#### WHAT IS ASKED:
Gather all lines from the material that contain "médicale".
>> BEGIN MATERIAL
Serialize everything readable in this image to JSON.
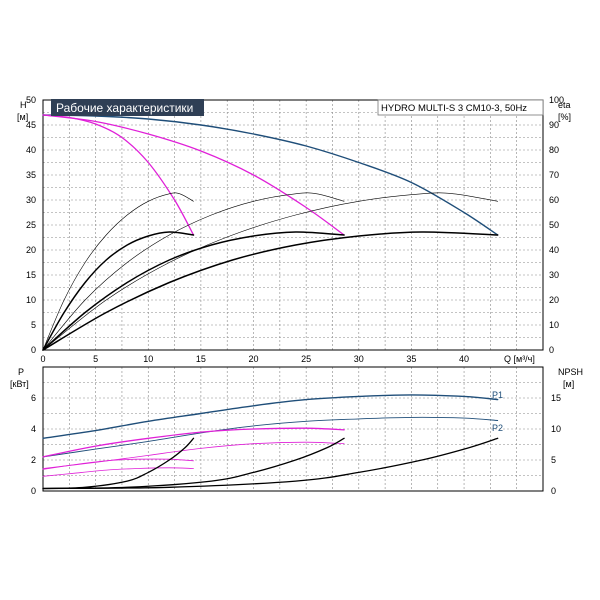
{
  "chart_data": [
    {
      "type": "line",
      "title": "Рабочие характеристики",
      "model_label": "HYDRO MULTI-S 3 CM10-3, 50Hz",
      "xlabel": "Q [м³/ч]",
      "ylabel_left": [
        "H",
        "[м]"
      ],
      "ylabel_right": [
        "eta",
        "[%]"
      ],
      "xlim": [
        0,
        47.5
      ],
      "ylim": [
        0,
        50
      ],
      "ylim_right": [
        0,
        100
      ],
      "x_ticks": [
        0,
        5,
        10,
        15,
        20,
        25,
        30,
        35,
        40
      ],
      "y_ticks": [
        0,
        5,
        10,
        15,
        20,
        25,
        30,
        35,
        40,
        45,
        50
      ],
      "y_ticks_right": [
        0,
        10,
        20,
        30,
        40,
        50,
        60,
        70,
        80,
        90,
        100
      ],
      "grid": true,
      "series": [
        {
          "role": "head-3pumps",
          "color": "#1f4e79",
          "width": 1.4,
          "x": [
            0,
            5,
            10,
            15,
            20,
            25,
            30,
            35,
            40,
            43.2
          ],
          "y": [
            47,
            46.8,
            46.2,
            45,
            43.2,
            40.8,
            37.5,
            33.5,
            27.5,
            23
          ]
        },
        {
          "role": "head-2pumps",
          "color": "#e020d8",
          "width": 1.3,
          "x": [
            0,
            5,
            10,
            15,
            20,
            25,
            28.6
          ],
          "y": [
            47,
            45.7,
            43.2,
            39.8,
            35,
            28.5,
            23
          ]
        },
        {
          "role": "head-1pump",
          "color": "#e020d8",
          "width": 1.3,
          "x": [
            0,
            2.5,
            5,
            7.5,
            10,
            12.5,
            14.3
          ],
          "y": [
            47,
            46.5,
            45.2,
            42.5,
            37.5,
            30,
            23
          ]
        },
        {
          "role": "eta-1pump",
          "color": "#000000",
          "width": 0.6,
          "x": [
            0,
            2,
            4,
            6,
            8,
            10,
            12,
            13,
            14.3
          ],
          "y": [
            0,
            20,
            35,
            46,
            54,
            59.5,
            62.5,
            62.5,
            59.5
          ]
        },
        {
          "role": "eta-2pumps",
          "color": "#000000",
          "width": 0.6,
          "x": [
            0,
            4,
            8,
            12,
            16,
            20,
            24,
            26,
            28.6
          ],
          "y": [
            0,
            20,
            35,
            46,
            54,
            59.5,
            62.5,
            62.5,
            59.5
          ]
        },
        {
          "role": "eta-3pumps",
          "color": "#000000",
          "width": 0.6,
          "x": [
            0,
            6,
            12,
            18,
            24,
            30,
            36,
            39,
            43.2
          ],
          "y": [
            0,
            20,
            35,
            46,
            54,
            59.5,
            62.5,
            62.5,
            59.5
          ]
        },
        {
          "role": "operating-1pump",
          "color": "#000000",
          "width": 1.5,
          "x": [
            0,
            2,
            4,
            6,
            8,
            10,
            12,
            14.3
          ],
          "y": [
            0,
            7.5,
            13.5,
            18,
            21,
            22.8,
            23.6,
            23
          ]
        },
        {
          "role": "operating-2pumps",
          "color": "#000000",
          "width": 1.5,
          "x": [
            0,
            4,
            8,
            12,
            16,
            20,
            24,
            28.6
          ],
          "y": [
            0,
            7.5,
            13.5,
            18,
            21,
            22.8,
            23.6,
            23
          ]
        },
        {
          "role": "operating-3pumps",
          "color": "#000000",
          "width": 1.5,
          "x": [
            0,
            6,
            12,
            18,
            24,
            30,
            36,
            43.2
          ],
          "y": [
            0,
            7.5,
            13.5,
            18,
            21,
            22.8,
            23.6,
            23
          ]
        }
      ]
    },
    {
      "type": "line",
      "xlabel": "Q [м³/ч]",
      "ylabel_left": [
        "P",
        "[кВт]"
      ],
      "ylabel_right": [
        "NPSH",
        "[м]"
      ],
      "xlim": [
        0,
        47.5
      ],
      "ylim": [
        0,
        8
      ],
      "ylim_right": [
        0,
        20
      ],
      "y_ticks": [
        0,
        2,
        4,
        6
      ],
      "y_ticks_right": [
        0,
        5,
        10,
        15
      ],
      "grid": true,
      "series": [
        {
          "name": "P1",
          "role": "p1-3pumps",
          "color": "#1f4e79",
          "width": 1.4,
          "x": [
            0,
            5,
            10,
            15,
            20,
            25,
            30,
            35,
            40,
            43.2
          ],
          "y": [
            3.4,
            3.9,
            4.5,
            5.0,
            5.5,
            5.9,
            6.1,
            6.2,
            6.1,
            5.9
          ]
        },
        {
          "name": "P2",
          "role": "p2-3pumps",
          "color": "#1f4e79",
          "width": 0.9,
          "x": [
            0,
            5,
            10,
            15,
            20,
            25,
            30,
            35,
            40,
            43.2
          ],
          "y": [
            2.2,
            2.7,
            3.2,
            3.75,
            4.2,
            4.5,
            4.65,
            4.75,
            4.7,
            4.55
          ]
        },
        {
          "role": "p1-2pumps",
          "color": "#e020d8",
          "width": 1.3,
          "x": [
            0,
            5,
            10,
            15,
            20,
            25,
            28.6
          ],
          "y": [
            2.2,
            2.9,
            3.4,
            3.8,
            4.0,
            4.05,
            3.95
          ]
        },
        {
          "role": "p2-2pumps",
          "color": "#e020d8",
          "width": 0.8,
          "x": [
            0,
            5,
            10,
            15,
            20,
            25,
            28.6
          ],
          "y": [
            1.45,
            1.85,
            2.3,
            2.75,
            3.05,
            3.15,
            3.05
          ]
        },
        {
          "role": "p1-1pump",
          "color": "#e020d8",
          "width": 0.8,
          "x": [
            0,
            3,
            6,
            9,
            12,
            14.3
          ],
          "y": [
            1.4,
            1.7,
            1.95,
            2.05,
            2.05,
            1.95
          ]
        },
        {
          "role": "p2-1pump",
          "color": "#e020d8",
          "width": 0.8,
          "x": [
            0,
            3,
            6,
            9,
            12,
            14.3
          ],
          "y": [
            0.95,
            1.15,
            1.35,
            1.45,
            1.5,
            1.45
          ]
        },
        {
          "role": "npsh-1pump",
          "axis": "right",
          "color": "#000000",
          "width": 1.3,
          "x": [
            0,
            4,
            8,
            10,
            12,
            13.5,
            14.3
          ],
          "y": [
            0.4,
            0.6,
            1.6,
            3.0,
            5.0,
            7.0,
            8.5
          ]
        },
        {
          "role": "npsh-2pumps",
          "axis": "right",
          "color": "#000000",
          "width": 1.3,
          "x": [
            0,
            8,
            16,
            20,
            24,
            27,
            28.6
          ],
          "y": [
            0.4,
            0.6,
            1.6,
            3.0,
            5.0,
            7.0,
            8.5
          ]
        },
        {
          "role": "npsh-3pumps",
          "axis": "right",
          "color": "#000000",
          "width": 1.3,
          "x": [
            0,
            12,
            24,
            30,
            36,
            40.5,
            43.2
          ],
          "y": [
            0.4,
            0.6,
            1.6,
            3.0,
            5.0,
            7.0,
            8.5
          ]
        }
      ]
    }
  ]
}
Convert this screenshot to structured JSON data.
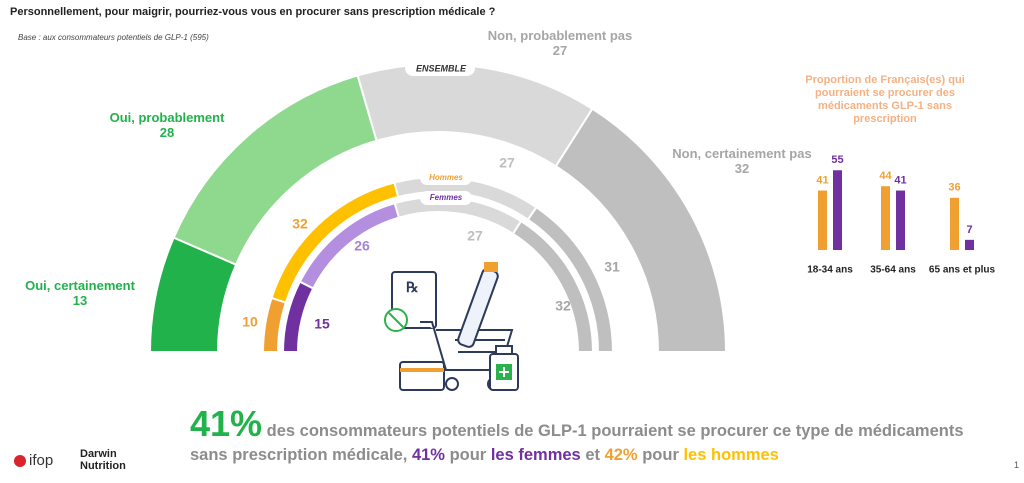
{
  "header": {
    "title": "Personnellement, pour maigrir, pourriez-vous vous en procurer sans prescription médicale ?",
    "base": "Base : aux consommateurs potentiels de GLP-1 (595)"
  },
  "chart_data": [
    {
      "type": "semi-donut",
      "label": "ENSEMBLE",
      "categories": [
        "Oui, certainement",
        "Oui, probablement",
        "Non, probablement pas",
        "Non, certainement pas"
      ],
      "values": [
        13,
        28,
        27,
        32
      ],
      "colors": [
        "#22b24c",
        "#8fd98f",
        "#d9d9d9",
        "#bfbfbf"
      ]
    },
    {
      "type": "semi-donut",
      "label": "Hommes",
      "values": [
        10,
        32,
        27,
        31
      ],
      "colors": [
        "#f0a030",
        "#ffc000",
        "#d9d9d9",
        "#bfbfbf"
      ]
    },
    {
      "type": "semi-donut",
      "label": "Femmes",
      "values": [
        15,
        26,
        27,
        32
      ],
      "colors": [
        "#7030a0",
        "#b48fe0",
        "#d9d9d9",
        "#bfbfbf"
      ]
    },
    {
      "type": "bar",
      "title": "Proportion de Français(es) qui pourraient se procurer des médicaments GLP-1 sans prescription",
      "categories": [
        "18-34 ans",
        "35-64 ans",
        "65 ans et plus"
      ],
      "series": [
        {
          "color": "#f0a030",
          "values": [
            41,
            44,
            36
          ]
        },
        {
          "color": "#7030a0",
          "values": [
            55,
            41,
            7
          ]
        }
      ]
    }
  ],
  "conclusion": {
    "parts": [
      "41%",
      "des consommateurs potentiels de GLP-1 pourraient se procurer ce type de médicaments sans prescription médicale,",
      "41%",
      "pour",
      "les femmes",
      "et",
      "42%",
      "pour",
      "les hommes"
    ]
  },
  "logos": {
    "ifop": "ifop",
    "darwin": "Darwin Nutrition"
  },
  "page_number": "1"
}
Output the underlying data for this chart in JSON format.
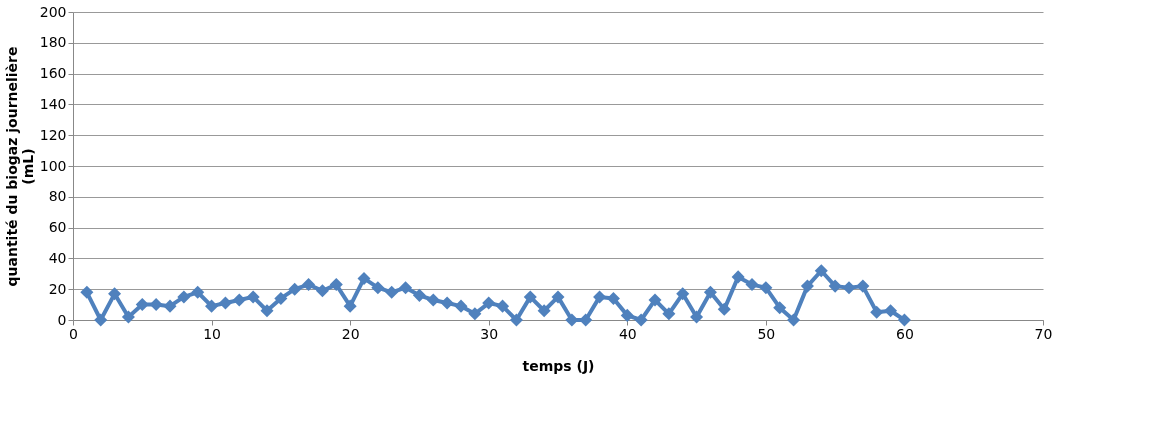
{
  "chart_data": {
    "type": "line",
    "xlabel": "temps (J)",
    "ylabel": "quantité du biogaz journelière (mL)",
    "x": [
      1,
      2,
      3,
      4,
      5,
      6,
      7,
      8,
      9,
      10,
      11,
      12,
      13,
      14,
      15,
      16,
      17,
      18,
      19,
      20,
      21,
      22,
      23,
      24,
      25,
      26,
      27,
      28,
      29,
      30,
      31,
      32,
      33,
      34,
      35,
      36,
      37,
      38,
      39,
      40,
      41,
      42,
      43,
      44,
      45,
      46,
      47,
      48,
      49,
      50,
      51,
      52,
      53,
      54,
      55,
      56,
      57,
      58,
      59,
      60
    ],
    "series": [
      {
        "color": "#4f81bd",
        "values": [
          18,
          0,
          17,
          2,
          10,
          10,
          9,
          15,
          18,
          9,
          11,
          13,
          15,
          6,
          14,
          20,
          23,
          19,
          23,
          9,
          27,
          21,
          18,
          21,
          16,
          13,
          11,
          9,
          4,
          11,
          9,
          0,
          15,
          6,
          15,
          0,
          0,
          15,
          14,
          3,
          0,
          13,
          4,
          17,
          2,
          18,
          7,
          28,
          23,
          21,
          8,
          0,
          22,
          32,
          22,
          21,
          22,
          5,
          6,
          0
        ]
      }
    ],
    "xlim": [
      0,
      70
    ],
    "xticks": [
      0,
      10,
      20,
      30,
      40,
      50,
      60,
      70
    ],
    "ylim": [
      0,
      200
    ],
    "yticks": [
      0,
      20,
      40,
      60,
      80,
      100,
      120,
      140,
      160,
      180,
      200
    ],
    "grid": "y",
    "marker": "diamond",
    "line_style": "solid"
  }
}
>> END MATERIAL
#### EXERCISE RESULT:
    "title": "Personnellement, pour maigrir, pourriez-vous vous en procurer sans prescription médicale ?",
      "des consommateurs potentiels de GLP-1 pourraient se procurer ce type de médicaments sans prescription médicale,",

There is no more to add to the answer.